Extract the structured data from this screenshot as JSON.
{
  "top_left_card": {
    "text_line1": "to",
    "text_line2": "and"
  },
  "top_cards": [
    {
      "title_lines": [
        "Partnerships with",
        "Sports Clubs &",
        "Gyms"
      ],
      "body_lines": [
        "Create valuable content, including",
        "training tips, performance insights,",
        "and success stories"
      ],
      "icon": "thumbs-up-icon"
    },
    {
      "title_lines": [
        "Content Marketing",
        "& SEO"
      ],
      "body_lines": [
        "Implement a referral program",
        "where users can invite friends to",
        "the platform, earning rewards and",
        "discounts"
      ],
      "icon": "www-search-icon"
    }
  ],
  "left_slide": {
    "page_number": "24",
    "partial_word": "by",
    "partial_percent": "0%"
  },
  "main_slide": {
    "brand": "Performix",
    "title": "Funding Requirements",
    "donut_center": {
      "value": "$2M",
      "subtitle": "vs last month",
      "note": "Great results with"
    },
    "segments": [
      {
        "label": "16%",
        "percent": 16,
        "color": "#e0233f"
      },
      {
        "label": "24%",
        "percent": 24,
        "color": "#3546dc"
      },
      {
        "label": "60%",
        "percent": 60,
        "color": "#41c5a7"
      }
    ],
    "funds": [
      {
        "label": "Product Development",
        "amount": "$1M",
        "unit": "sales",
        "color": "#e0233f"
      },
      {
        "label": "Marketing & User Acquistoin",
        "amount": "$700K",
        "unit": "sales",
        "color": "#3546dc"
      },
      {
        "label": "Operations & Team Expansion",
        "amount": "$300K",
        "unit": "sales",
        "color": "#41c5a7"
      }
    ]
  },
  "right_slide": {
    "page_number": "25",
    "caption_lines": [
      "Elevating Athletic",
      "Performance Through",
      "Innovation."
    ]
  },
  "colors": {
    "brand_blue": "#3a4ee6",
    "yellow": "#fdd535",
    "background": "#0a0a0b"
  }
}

────────────────

## EXERCISE AIM
Copy out each line above, character for character.

## EXERCISE ANSWER
Extract the structured data from this screenshot as JSON.
{
  "top_left_card": {
    "text_line1": "to",
    "text_line2": "and"
  },
  "top_cards": [
    {
      "title_lines": [
        "Partnerships with",
        "Sports Clubs &",
        "Gyms"
      ],
      "body_lines": [
        "Create valuable content, including",
        "training tips, performance insights,",
        "and success stories"
      ],
      "icon": "thumbs-up-icon"
    },
    {
      "title_lines": [
        "Content Marketing",
        "& SEO"
      ],
      "body_lines": [
        "Implement a referral program",
        "where users can invite friends to",
        "the platform, earning rewards and",
        "discounts"
      ],
      "icon": "www-search-icon"
    }
  ],
  "left_slide": {
    "page_number": "24",
    "partial_word": "by",
    "partial_percent": "0%"
  },
  "main_slide": {
    "brand": "Performix",
    "title": "Funding Requirements",
    "donut_center": {
      "value": "$2M",
      "subtitle": "vs last month",
      "note": "Great results with"
    },
    "segments": [
      {
        "label": "16%",
        "percent": 16,
        "color": "#e0233f"
      },
      {
        "label": "24%",
        "percent": 24,
        "color": "#3546dc"
      },
      {
        "label": "60%",
        "percent": 60,
        "color": "#41c5a7"
      }
    ],
    "funds": [
      {
        "label": "Product Development",
        "amount": "$1M",
        "unit": "sales",
        "color": "#e0233f"
      },
      {
        "label": "Marketing & User Acquistoin",
        "amount": "$700K",
        "unit": "sales",
        "color": "#3546dc"
      },
      {
        "label": "Operations & Team Expansion",
        "amount": "$300K",
        "unit": "sales",
        "color": "#41c5a7"
      }
    ]
  },
  "right_slide": {
    "page_number": "25",
    "caption_lines": [
      "Elevating Athletic",
      "Performance Through",
      "Innovation."
    ]
  },
  "colors": {
    "brand_blue": "#3a4ee6",
    "yellow": "#fdd535",
    "background": "#0a0a0b"
  }
}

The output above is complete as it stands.